**Records supplied:**
----------
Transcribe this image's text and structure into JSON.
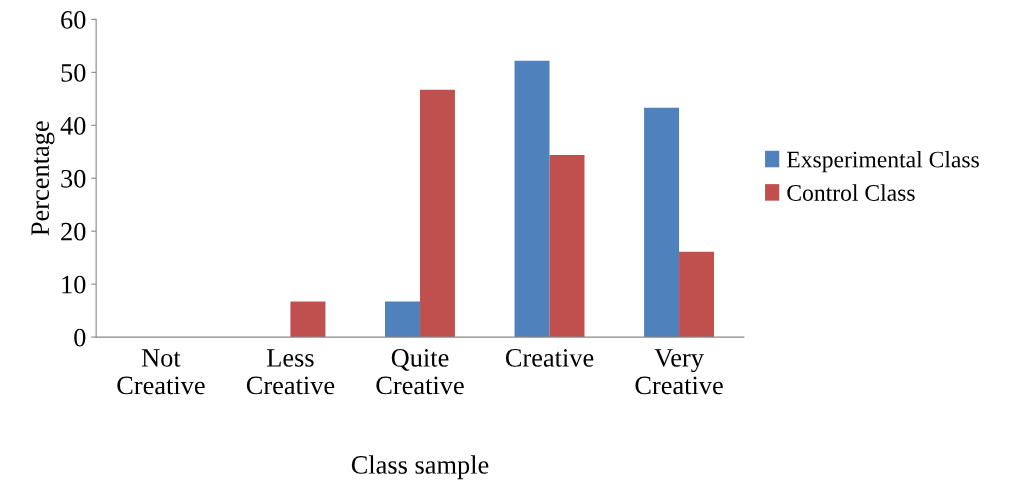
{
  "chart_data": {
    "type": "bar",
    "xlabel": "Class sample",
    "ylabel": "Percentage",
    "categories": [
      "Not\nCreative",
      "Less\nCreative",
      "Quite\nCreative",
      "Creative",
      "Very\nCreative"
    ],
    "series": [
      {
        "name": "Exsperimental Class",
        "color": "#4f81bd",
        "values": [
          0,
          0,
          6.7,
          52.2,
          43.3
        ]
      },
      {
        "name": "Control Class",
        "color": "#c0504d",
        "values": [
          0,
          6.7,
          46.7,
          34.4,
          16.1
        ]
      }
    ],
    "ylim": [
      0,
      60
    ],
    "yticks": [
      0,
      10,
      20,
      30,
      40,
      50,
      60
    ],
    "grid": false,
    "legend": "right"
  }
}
----------
**Goal:** Every entry must be reproduced exactly, with the images left out.

**The result:**
Transcribe this image's text and structure into JSON.
{
  "chart_data": {
    "type": "bar",
    "xlabel": "Class sample",
    "ylabel": "Percentage",
    "categories": [
      "Not\nCreative",
      "Less\nCreative",
      "Quite\nCreative",
      "Creative",
      "Very\nCreative"
    ],
    "series": [
      {
        "name": "Exsperimental Class",
        "color": "#4f81bd",
        "values": [
          0,
          0,
          6.7,
          52.2,
          43.3
        ]
      },
      {
        "name": "Control Class",
        "color": "#c0504d",
        "values": [
          0,
          6.7,
          46.7,
          34.4,
          16.1
        ]
      }
    ],
    "ylim": [
      0,
      60
    ],
    "yticks": [
      0,
      10,
      20,
      30,
      40,
      50,
      60
    ],
    "grid": false,
    "legend": "right"
  }
}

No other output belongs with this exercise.